** WHAT TO DO **
Among the lines below, list those containing the string "action".

** INFORMATION PROVIDED **

##########

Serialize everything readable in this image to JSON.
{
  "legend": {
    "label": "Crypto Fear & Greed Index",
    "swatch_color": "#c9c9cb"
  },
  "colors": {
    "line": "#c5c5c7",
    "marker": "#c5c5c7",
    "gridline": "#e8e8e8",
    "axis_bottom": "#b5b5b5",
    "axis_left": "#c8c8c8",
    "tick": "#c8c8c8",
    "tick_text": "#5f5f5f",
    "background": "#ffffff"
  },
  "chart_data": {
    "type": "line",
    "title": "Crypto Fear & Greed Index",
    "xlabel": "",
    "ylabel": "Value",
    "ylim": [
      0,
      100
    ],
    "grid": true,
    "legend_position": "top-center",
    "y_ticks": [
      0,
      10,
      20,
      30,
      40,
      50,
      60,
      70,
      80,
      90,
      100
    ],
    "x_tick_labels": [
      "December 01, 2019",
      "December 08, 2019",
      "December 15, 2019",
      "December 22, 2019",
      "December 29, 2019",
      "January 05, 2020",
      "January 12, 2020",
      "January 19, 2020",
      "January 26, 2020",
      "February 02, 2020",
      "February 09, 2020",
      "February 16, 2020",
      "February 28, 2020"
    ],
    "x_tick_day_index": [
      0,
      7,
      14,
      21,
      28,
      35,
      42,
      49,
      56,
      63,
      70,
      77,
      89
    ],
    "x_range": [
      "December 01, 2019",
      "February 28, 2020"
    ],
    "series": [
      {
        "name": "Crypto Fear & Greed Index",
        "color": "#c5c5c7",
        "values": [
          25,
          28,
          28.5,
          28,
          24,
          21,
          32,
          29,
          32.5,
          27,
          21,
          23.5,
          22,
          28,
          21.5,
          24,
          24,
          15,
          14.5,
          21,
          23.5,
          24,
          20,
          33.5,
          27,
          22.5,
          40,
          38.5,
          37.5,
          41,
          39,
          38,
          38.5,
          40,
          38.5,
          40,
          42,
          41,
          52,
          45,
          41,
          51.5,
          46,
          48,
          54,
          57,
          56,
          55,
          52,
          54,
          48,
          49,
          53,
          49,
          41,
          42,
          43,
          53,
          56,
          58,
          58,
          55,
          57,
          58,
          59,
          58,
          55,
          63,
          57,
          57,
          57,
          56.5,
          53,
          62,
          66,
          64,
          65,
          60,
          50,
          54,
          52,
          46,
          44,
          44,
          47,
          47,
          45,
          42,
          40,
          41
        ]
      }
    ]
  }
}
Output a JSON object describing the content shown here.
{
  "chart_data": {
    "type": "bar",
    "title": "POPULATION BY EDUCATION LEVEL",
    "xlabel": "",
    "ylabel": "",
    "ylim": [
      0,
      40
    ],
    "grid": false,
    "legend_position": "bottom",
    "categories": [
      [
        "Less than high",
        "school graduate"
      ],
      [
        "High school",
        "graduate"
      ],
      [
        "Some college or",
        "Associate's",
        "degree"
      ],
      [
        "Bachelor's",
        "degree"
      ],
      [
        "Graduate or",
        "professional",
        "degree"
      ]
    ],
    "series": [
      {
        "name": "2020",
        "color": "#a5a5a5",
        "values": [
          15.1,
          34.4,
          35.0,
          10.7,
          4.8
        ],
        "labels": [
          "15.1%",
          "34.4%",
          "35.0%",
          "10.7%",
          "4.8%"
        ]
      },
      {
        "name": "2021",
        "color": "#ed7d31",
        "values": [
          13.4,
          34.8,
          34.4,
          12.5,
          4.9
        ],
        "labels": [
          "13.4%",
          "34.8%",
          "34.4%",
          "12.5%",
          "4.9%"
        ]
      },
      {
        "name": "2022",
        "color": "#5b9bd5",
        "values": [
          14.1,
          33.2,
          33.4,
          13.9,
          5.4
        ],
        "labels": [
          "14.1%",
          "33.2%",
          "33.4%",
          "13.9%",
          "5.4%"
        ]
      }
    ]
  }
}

##########

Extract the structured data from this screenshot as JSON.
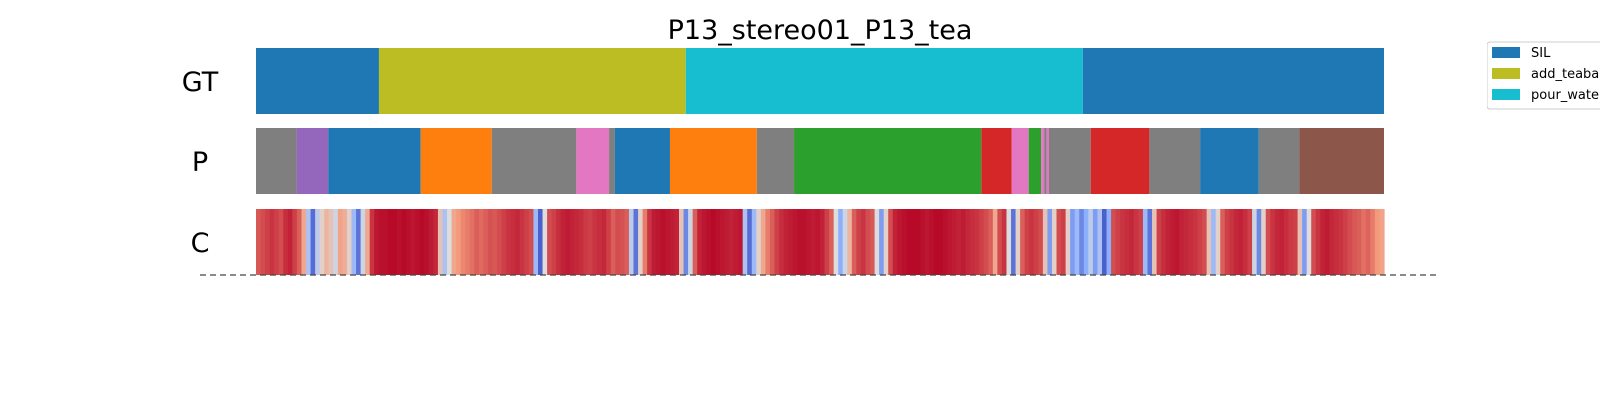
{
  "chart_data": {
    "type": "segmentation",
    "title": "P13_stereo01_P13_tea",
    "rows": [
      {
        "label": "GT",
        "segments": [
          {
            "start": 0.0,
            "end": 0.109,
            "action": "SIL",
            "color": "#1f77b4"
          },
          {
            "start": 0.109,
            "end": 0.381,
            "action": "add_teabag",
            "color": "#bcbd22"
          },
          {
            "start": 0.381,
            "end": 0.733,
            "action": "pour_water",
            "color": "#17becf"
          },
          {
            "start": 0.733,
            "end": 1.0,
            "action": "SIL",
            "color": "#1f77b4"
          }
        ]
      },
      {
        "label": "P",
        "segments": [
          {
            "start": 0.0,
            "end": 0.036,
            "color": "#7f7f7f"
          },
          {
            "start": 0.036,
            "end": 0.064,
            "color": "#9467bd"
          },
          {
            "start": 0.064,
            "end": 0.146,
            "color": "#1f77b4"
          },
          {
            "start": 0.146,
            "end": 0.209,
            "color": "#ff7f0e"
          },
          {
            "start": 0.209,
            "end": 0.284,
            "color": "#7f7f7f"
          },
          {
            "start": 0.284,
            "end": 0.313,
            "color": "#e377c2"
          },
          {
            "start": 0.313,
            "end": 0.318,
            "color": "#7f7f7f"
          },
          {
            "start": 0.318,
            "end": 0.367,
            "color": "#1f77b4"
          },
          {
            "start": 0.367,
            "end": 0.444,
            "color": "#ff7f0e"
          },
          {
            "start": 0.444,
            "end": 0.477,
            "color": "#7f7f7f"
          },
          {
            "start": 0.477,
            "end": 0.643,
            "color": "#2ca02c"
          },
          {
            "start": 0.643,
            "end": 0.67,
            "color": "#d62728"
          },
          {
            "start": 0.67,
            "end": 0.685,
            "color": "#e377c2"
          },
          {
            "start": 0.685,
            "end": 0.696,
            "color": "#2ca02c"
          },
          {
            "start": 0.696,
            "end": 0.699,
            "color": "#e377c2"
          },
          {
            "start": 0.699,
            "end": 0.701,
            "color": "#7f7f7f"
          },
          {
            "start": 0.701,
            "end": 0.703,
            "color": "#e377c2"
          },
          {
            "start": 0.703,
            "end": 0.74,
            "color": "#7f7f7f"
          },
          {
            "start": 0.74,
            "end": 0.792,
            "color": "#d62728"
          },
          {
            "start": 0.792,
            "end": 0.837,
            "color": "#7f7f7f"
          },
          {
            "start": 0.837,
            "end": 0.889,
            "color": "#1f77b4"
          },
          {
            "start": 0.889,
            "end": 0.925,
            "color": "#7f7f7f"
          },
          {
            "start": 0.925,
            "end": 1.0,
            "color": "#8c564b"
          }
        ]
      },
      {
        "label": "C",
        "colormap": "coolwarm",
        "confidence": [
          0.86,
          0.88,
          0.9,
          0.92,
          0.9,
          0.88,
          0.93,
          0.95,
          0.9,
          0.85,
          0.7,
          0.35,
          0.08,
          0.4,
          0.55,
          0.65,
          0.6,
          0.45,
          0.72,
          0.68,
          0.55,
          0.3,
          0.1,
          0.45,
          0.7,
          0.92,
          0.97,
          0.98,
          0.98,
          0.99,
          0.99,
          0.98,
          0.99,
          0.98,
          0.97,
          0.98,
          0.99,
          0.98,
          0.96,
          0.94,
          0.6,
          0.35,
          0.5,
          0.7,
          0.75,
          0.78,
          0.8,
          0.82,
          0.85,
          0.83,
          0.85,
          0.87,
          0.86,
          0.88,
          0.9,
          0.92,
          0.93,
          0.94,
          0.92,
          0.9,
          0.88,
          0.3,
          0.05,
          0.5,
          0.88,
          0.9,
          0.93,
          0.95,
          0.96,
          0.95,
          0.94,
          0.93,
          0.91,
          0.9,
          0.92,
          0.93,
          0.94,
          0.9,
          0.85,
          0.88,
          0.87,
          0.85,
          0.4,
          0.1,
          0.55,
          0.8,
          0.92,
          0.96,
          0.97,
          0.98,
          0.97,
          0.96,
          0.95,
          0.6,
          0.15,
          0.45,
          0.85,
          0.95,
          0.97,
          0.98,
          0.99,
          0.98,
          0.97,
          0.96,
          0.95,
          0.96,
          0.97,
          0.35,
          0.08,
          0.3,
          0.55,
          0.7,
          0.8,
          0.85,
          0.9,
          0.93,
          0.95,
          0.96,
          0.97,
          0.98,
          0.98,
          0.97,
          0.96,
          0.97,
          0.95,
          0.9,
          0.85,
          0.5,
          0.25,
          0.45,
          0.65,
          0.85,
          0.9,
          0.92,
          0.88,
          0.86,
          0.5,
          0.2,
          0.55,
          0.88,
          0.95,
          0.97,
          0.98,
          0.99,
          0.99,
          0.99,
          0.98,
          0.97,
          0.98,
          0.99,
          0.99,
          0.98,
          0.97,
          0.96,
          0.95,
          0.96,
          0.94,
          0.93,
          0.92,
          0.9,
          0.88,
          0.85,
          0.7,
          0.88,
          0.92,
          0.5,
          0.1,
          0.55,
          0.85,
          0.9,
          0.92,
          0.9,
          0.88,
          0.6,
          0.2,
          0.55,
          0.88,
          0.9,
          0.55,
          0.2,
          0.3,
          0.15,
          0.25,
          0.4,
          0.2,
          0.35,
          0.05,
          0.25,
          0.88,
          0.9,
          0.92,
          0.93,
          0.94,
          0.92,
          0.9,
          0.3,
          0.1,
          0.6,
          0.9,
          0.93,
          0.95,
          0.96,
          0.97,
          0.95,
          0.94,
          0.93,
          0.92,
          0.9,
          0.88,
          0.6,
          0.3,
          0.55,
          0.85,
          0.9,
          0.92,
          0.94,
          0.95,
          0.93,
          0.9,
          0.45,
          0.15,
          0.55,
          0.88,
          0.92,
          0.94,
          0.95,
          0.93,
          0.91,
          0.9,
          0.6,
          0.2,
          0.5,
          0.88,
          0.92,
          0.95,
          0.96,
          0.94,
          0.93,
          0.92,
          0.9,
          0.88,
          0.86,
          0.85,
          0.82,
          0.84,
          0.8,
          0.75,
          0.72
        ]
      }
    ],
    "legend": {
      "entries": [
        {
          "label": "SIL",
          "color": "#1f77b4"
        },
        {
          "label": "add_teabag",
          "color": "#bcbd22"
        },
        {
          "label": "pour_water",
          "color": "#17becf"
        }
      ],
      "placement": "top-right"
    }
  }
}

##########

** CORRECT RESPONSE **
            "action": "SIL",
            "action": "add_teabag",
            "action": "pour_water",
            "action": "SIL",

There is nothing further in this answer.